▶ **Passage to read**
The kernel signs on with:

Toka-DOS 3.0 (C) 1997 General Simulation Works - tongue firmly in cheek.
See C:\LICENSE.TXT for more.

C:\LICENSE.TXT explains what Toka-DOS is actually built from: the FreeDOS kernel and FreeCOM shell, plus MOVE, SORT, MEM, and other tools from the FreeDOS project, all free software under the GNU GPL. General Simulation Works's own additions (GSWMODE, TOKAMOUS, TOKAEMM.SYS) are layered on top of that stock FreeDOS base; the shell and kernel underneath are otherwise unmodified.

What's on the disk

The C: drive root stays sparse: only the files DOS needs there, plus a DOS directory that holds the command interpreter and every tool.

C:\
    CONFIG.SYS      AUTOEXEC.BAT    LICENSE.TXT     DOS\

KERNEL.SYS lives in the root too, because the boot sector loads it by name, but it is hidden, so a plain DIR of C:\ shows only CONFIG.SYS, AUTOEXEC.BAT, LICENSE.TXT, and the DOS folder. Everything you actually run lives in C:\DOS:

C:\DOS\
    COMMAND.COM     GSWMODE.COM     MEM.EXE         FIND.EXE
    TOKAMOUS.COM    MOVE.EXE        ATTRIB.EXE      LABEL.EXE
    TOKAEMM.SYS     SORT.EXE        CHOICE.EXE      DELTREE.COM
                    MORE.EXE        XCOPY.EXE       HELLO.TXT

AUTOEXEC.BAT puts C:\DOS on the PATH, so every tool runs from any directory by name. See the DOS command reference for what each one does.

The system ROM

Toka-DOS does not really live on the hard disk. It ships inside the Izarra 3000's system ROM and is mounted onto C: at power-on, so the operating system comes up the same on every boot no matter what the last program did to the disk. General Simulation Works built the ROM to be reflashed for updates, but none ever shipped, so Toka-DOS ended up immutable: the hidden KERNEL.SYS, the shell, and everything under C:\DOS are mounted read-only and cannot be deleted or overwritten from DOS. Most DOS machines of the era ran the whole system off a writable disk; the Izarra 3000 kept it in ROM instead.

▶ **Task goal**
Return, verbatim, the portion of the Toka-DOS passage between "What's on the" and "and every tool.", inclusive. The records are not needed for this work.

▶ **Stored rows**
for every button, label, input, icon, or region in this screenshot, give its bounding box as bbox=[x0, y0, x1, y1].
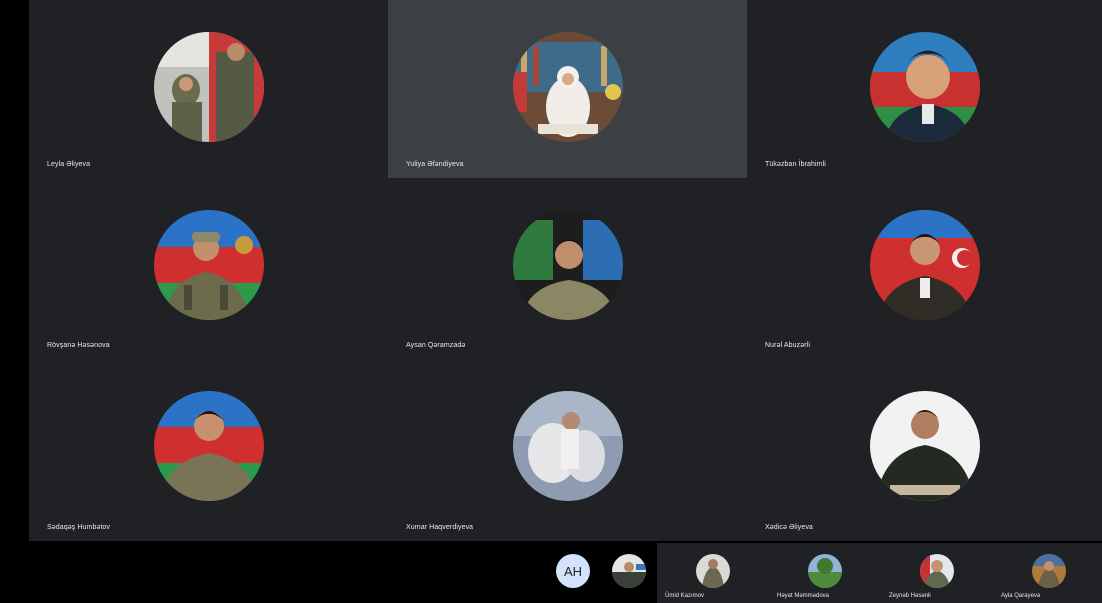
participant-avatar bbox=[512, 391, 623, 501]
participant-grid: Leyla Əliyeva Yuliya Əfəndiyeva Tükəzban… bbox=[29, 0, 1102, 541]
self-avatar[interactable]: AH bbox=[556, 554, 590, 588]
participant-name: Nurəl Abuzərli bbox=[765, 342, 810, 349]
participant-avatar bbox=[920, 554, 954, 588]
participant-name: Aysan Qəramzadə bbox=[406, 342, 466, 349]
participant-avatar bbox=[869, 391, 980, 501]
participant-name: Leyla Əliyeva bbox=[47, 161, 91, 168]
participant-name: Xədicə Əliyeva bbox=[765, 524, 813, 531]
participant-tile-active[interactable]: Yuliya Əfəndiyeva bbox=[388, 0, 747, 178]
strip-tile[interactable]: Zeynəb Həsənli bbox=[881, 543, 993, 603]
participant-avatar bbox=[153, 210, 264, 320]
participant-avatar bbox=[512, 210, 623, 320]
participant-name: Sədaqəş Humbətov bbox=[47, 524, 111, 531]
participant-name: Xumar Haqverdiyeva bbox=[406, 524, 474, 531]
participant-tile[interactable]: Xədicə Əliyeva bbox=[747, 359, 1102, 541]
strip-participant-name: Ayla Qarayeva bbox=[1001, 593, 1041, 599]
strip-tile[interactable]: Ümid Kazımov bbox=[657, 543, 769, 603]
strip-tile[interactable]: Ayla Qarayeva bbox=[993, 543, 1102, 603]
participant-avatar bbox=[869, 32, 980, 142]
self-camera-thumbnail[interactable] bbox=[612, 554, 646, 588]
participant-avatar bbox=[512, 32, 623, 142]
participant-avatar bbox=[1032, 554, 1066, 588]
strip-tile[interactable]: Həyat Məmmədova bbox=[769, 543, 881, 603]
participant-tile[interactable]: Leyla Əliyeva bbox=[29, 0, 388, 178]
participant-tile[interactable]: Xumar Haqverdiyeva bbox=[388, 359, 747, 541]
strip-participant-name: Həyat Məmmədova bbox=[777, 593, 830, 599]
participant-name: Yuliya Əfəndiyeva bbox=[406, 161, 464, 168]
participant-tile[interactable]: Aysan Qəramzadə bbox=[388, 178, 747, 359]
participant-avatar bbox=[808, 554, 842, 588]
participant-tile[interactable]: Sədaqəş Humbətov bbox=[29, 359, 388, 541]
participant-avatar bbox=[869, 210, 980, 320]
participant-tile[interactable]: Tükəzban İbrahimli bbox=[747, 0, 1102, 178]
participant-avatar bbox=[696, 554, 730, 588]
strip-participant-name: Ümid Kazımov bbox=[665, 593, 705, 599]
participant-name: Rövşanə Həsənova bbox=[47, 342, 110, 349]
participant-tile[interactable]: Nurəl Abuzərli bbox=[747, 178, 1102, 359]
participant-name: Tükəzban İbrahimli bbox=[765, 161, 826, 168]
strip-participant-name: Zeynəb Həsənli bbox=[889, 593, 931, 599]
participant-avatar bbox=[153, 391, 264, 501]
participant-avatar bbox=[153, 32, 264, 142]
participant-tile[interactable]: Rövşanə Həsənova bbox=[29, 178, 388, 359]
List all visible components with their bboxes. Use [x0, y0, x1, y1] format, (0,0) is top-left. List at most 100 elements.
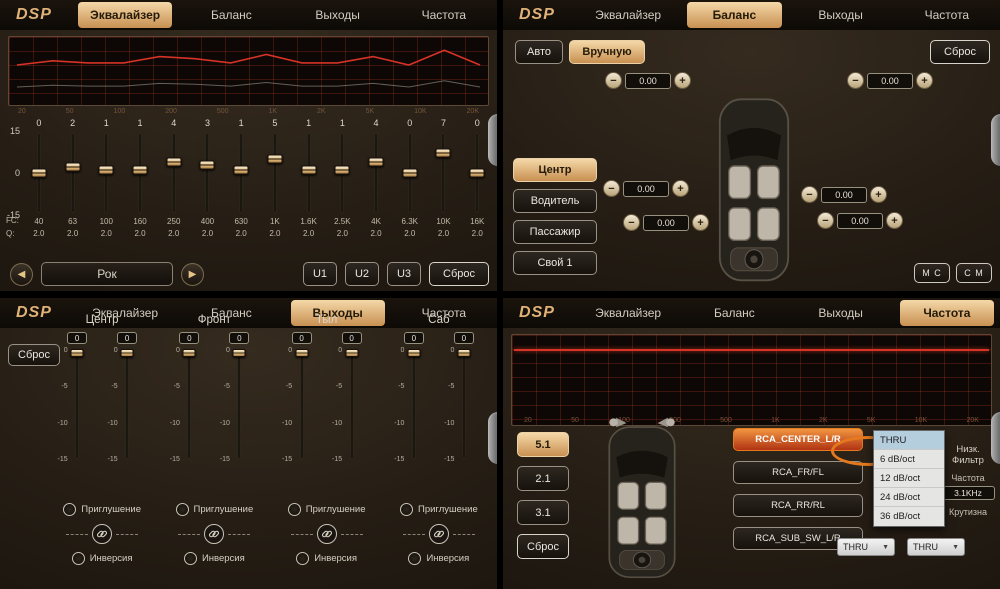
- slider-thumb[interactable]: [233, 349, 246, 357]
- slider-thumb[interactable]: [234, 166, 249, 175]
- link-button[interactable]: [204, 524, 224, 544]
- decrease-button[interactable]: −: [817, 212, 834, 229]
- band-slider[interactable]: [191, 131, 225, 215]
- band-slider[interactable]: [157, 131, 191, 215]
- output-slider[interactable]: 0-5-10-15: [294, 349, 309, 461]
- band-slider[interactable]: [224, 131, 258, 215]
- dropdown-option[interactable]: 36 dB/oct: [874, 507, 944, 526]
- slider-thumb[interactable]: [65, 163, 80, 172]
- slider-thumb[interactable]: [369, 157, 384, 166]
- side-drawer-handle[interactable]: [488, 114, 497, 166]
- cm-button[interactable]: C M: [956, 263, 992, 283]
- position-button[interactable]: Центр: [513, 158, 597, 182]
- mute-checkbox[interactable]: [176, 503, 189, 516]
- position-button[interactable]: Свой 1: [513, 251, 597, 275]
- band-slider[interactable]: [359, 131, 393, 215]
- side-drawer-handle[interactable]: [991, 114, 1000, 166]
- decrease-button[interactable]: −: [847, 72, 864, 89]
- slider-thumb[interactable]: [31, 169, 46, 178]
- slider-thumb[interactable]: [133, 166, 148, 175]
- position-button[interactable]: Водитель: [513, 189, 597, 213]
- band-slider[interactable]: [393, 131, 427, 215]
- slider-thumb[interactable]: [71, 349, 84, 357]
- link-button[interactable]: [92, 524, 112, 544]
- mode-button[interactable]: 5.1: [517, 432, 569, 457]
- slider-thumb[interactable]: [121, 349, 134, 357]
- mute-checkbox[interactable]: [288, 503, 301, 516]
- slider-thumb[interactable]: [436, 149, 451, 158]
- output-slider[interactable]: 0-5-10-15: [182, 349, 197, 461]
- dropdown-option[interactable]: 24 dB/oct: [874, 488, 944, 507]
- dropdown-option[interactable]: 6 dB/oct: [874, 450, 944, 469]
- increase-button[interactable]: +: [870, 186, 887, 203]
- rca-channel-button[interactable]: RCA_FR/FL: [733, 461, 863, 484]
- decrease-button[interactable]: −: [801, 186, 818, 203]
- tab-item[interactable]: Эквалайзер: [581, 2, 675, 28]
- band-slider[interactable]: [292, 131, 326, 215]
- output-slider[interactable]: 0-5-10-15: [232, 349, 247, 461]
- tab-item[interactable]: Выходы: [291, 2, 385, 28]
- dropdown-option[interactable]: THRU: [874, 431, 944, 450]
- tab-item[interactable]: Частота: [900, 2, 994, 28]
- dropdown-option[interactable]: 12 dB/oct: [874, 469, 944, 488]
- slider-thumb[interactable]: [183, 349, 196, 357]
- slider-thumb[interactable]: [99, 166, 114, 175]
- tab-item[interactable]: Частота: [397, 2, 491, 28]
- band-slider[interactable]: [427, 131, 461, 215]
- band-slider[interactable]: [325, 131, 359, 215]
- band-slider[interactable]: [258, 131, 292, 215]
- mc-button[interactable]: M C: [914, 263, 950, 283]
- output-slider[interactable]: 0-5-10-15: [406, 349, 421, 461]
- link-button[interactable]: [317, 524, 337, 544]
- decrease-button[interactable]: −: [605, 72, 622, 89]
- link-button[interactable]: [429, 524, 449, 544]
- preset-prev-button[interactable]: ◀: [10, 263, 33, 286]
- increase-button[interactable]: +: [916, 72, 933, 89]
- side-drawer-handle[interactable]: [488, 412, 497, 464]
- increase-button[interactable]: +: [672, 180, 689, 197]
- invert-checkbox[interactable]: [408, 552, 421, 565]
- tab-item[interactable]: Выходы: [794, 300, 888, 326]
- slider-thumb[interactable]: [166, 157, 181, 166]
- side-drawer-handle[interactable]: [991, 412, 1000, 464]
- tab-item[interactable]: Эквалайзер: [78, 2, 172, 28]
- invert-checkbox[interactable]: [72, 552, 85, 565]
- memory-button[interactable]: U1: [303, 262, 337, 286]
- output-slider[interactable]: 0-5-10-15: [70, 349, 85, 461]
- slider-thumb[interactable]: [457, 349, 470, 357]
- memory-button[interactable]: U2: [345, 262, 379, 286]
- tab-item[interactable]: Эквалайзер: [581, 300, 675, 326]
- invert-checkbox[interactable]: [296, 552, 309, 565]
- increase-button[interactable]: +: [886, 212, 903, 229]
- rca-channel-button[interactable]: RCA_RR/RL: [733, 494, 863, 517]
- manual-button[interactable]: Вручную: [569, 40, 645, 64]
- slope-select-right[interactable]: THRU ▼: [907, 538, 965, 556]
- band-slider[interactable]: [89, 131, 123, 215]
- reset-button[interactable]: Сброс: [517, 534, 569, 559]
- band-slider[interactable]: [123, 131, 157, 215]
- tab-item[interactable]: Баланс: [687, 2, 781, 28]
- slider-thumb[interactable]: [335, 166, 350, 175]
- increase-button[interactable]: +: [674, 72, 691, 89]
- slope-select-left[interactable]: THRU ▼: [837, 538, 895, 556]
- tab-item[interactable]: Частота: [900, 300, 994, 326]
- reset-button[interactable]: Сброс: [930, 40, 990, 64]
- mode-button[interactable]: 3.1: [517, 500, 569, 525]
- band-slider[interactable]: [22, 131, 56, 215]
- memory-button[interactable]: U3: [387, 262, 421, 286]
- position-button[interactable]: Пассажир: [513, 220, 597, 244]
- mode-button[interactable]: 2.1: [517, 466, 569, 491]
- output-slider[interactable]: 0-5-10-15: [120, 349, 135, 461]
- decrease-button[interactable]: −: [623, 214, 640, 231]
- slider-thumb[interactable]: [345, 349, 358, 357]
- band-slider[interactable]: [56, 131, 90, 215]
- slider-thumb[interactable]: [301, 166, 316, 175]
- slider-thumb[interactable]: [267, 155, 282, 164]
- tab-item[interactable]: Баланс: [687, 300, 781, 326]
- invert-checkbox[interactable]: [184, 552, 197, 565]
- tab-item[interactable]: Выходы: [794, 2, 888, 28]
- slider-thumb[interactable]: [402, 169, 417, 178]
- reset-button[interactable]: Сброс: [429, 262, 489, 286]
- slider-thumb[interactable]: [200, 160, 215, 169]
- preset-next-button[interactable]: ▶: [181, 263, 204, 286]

▶ **Exercise answer**
What's on the disk

The C: drive root stays sparse: only the files DOS needs there, plus a DOS directory that holds the command interpreter and every tool.